Exercise details:
Locate every line in the material below that has the word "Media". Copy each of those lines.

⁂

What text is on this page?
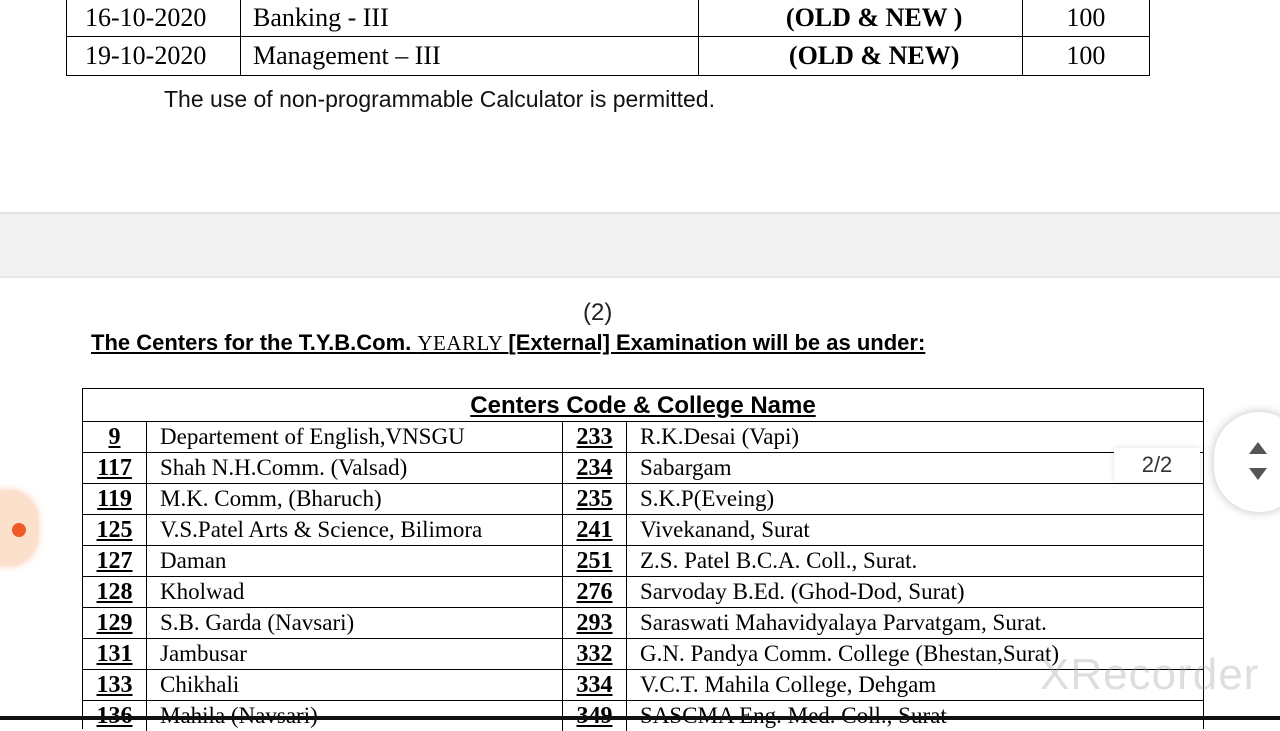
16-10-2020	Banking - III	(OLD & NEW )	100
19-10-2020	Management – III	(OLD & NEW)	100
The use of non-programmable Calculator is permitted.
(2)
The Centers for the T.Y.B.Com. YEARLY [External] Examination will be as under:
Centers Code & College Name
9	Departement of English,VNSGU	233	R.K.Desai (Vapi)
117	Shah N.H.Comm. (Valsad)	234	Sabargam
119	M.K. Comm, (Bharuch)	235	S.K.P(Eveing)
125	V.S.Patel Arts & Science, Bilimora	241	Vivekanand, Surat
127	Daman	251	Z.S. Patel B.C.A. Coll., Surat.
128	Kholwad	276	Sarvoday B.Ed. (Ghod-Dod, Surat)
129	S.B. Garda (Navsari)	293	Saraswati Mahavidyalaya Parvatgam, Surat.
131	Jambusar	332	G.N. Pandya Comm. College (Bhestan,Surat)
133	Chikhali	334	V.C.T. Mahila College, Dehgam

2/2
XRecorder
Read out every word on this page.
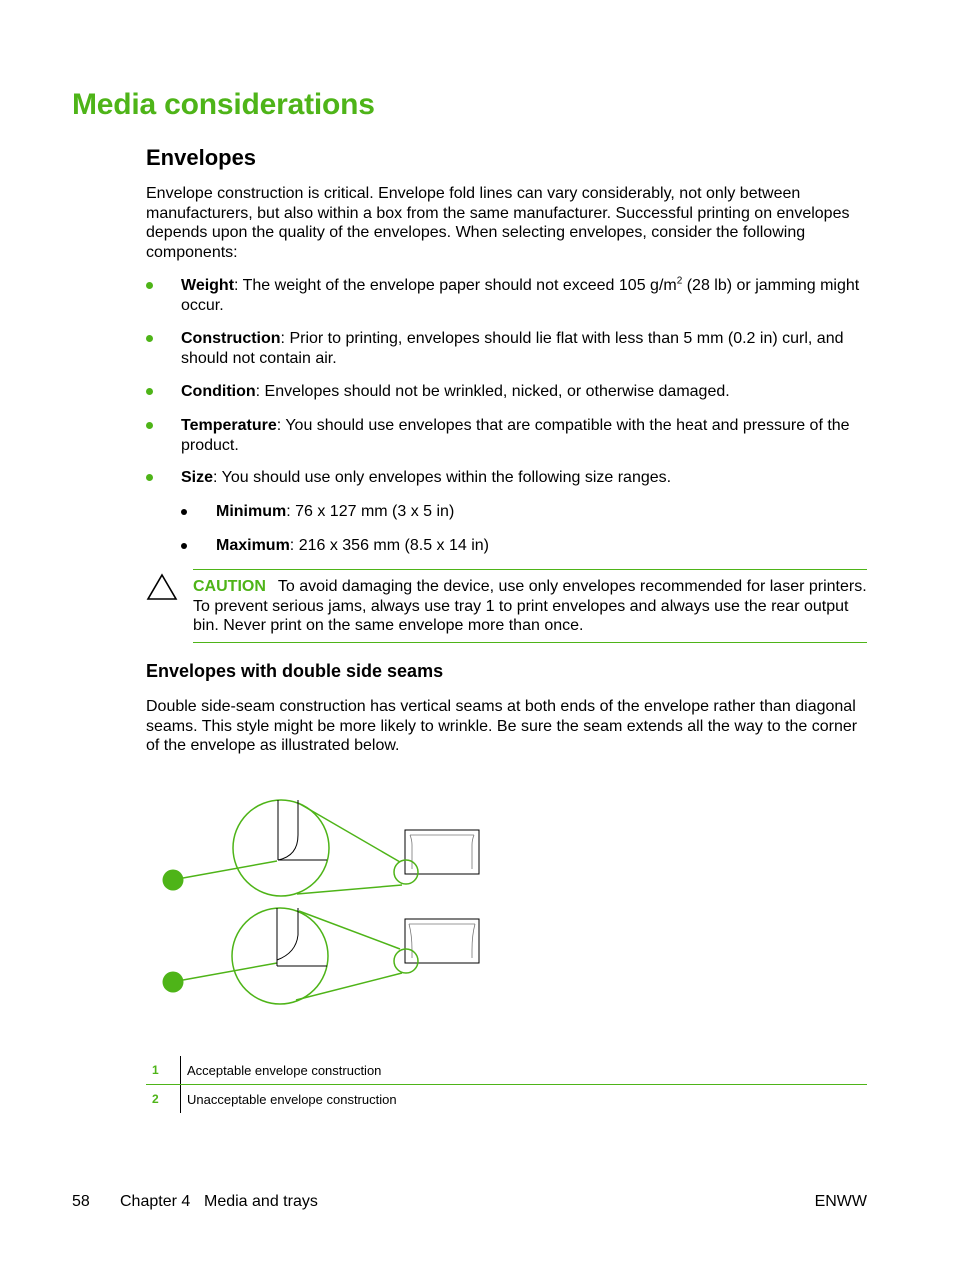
Media considerations
Envelopes

Envelope construction is critical. Envelope fold lines can vary considerably, not only between manufacturers, but also within a box from the same manufacturer. Successful printing on envelopes depends upon the quality of the envelopes. When selecting envelopes, consider the following components:

Weight: The weight of the envelope paper should not exceed 105 $g/m^2$ (28 lb) or jamming might occur.
Construction: Prior to printing, envelopes should lie flat with less than 5 mm (0.2 in) curl, and should not contain air.
Condition: Envelopes should not be wrinkled, nicked, or otherwise damaged.
Temperature: You should use envelopes that are compatible with the heat and pressure of the product.
Size: You should use only envelopes within the following size ranges.
Minimum: 76 x 127 mm (3 x 5 in)
Maximum: 216 x 356 mm (8.5 x 14 in)
CAUTION To avoid damaging the device, use only envelopes recommended for laser printers. To prevent serious jams, always use tray 1 to print envelopes and always use the rear output bin. Never print on the same envelope more than once.
Envelopes with double side seams

Double side-seam construction has vertical seams at both ends of the envelope rather than diagonal seams. This style might be more likely to wrinkle. Be sure the seam extends all the way to the corner of the envelope as illustrated below.

1	Acceptable envelope construction
2	Unacceptable envelope construction
58 Chapter 4 Media and trays	ENWW
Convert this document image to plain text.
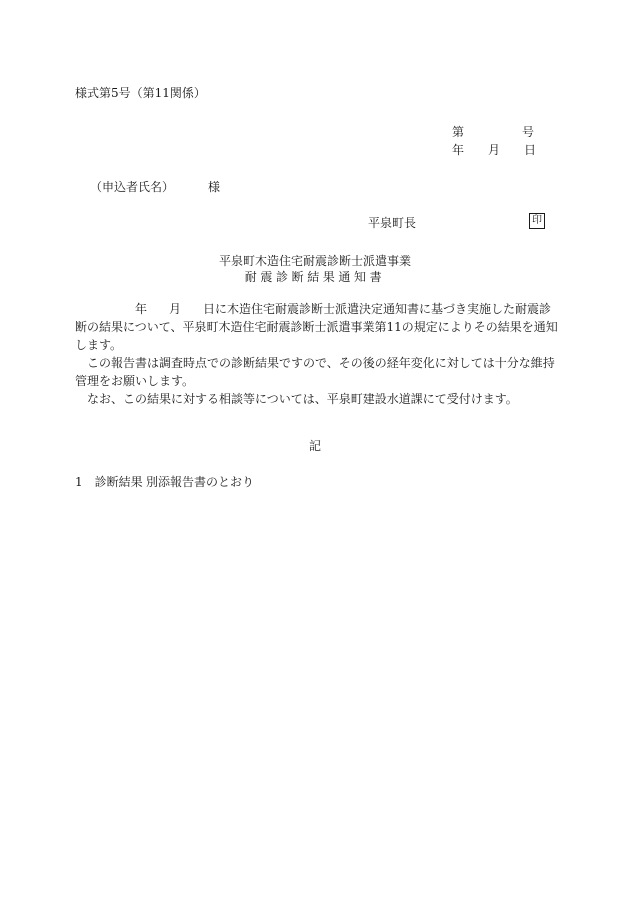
様式第5号（第11関係）
第	号
年 月 日
（申込者氏名）	様
平泉町長	印
平泉町木造住宅耐震診断士派遣事業
耐震診断結果通知書

年 月 日に木造住宅耐震診断士派遣決定通知書に基づき実施した耐震診

断の結果について、平泉町木造住宅耐震診断士派遣事業第11の規定によりその結果を通知

します。

　この報告書は調査時点での診断結果ですので、その後の経年変化に対しては十分な維持

管理をお願いします。

　なお、この結果に対する相談等については、平泉町建設水道課にて受付けます。

記
1　診断結果 別添報告書のとおり
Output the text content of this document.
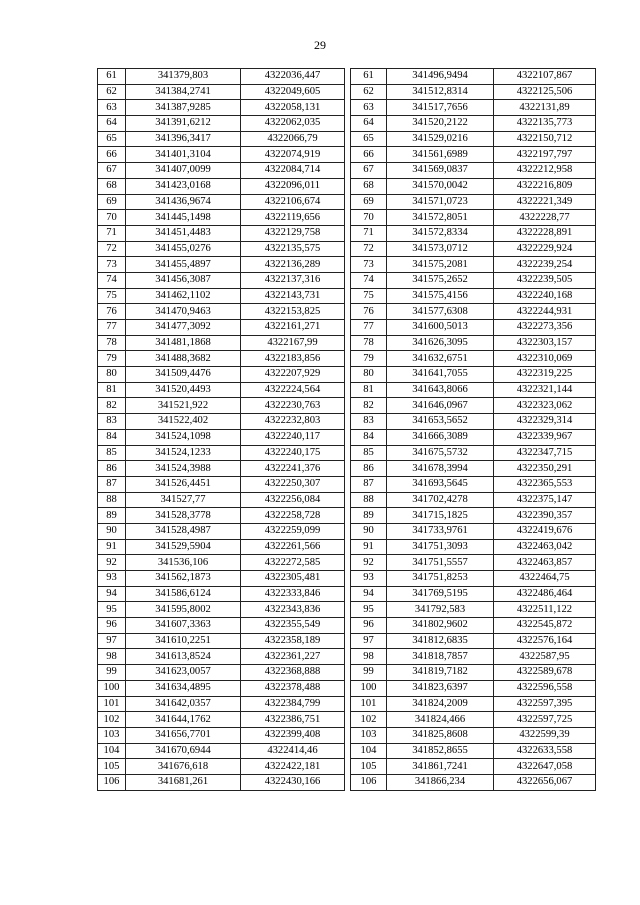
29
61	341379,803	4322036,447
62	341384,2741	4322049,605
63	341387,9285	4322058,131
64	341391,6212	4322062,035
65	341396,3417	4322066,79
66	341401,3104	4322074,919
67	341407,0099	4322084,714
68	341423,0168	4322096,011
69	341436,9674	4322106,674
70	341445,1498	4322119,656
71	341451,4483	4322129,758
72	341455,0276	4322135,575
73	341455,4897	4322136,289
74	341456,3087	4322137,316
75	341462,1102	4322143,731
76	341470,9463	4322153,825
77	341477,3092	4322161,271
78	341481,1868	4322167,99
79	341488,3682	4322183,856
80	341509,4476	4322207,929
81	341520,4493	4322224,564
82	341521,922	4322230,763
83	341522,402	4322232,803
84	341524,1098	4322240,117
85	341524,1233	4322240,175
86	341524,3988	4322241,376
87	341526,4451	4322250,307
88	341527,77	4322256,084
89	341528,3778	4322258,728
90	341528,4987	4322259,099
91	341529,5904	4322261,566
92	341536,106	4322272,585
93	341562,1873	4322305,481
94	341586,6124	4322333,846
95	341595,8002	4322343,836
96	341607,3363	4322355,549
97	341610,2251	4322358,189
98	341613,8524	4322361,227
99	341623,0057	4322368,888
100	341634,4895	4322378,488
101	341642,0357	4322384,799
102	341644,1762	4322386,751
103	341656,7701	4322399,408
104	341670,6944	4322414,46
105	341676,618	4322422,181
106	341681,261	4322430,166
61	341496,9494	4322107,867
62	341512,8314	4322125,506
63	341517,7656	4322131,89
64	341520,2122	4322135,773
65	341529,0216	4322150,712
66	341561,6989	4322197,797
67	341569,0837	4322212,958
68	341570,0042	4322216,809
69	341571,0723	4322221,349
70	341572,8051	4322228,77
71	341572,8334	4322228,891
72	341573,0712	4322229,924
73	341575,2081	4322239,254
74	341575,2652	4322239,505
75	341575,4156	4322240,168
76	341577,6308	4322244,931
77	341600,5013	4322273,356
78	341626,3095	4322303,157
79	341632,6751	4322310,069
80	341641,7055	4322319,225
81	341643,8066	4322321,144
82	341646,0967	4322323,062
83	341653,5652	4322329,314
84	341666,3089	4322339,967
85	341675,5732	4322347,715
86	341678,3994	4322350,291
87	341693,5645	4322365,553
88	341702,4278	4322375,147
89	341715,1825	4322390,357
90	341733,9761	4322419,676
91	341751,3093	4322463,042
92	341751,5557	4322463,857
93	341751,8253	4322464,75
94	341769,5195	4322486,464
95	341792,583	4322511,122
96	341802,9602	4322545,872
97	341812,6835	4322576,164
98	341818,7857	4322587,95
99	341819,7182	4322589,678
100	341823,6397	4322596,558
101	341824,2009	4322597,395
102	341824,466	4322597,725
103	341825,8608	4322599,39
104	341852,8655	4322633,558
105	341861,7241	4322647,058
106	341866,234	4322656,067
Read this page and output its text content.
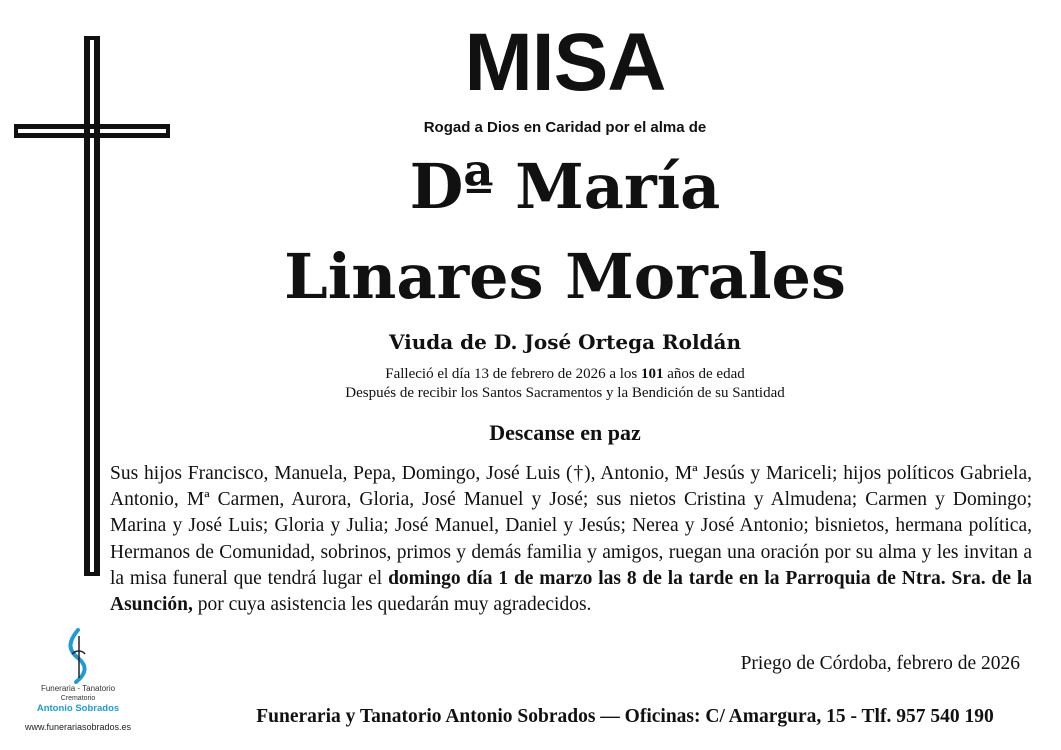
MISA
Rogad a Dios en Caridad por el alma de
Dª María
Linares Morales
Viuda de D. José Ortega Roldán
Falleció el día 13 de febrero de 2026 a los 101 años de edad
Después de recibir los Santos Sacramentos y la Bendición de su Santidad
Descanse en paz
Sus hijos Francisco, Manuela, Pepa, Domingo, José Luis (†), Antonio, Mª Jesús y Mariceli; hijos políticos Gabriela, Antonio, Mª Carmen, Aurora, Gloria, José Manuel y José; sus nietos Cristina y Almudena; Carmen y Domingo; Marina y José Luis; Gloria y Julia; José Manuel, Daniel y Jesús; Nerea y José Antonio; bisnietos, hermana política, Hermanos de Comunidad, sobrinos, primos y demás familia y amigos, ruegan una oración por su alma y les invitan a la misa funeral que tendrá lugar el domingo día 1 de marzo las 8 de la tarde en la Parroquia de Ntra. Sra. de la Asunción, por cuya asistencia les quedarán muy agradecidos.
Priego de Córdoba, febrero de 2026
Funeraria - Tanatorio
Crematorio
Antonio Sobrados
www.funerariasobrados.es	Funeraria y Tanatorio Antonio Sobrados — Oficinas: C/ Amargura, 15 - Tlf. 957 540 190
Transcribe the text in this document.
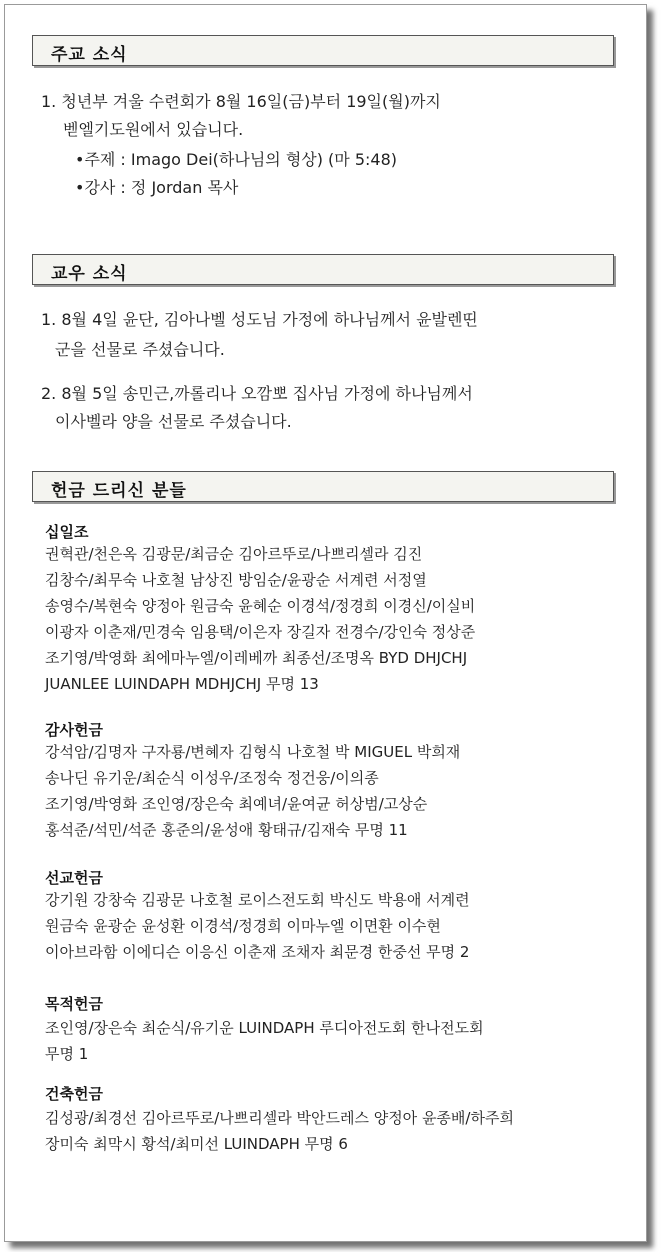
주교 소식
1. 청년부 겨울 수련회가 8월 16일(금)부터 19일(월)까지
벧엘기도원에서 있습니다.
•주제 : Imago Dei(하나님의 형상) (마 5:48)
•강사 : 정 Jordan 목사
교우 소식
1. 8월 4일 윤단, 김아나벨 성도님 가정에 하나님께서 윤발렌띤
군을 선물로 주셨습니다.
2. 8월 5일 송민근,까롤리나 오깜뽀 집사님 가정에 하나님께서
이사벨라 양을 선물로 주셨습니다.
헌금 드리신 분들
십일조
권혁관/천은옥 김광문/최금순 김아르뚜로/나쁘리셀라 김진
김창수/최무숙 나호철 남상진 방임순/윤광순 서계련 서정열
송영수/복현숙 양정아 원금숙 윤혜순 이경석/정경희 이경신/이실비
이광자 이춘재/민경숙 임용택/이은자 장길자 전경수/강인숙 정상준
조기영/박영화 최에마누엘/이레베까 최종선/조명옥 BYD DHJCHJ
JUANLEE LUINDAPH MDHJCHJ 무명 13
감사헌금
강석암/김명자 구자룡/변혜자 김형식 나호철 박 MIGUEL 박희재
송나딘 유기운/최순식 이성우/조정숙 정건웅/이의종
조기영/박영화 조인영/장은숙 최예녀/윤여균 허상범/고상순
홍석준/석민/석준 홍준의/윤성애 황태규/김재숙 무명 11
선교헌금
강기원 강창숙 김광문 나호철 로이스전도회 박신도 박용애 서계련
원금숙 윤광순 윤성환 이경석/정경희 이마누엘 이면환 이수현
이아브라함 이에디슨 이응신 이춘재 조채자 최문경 한중선 무명 2
목적헌금
조인영/장은숙 최순식/유기운 LUINDAPH 루디아전도회 한나전도회
무명 1
건축헌금
김성광/최경선 김아르뚜로/나쁘리셀라 박안드레스 양정아 윤종배/하주희
장미숙 최막시 황석/최미선 LUINDAPH 무명 6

⁂

Written response:
Media considerations
58 Chapter 4 Media and trays	ENWW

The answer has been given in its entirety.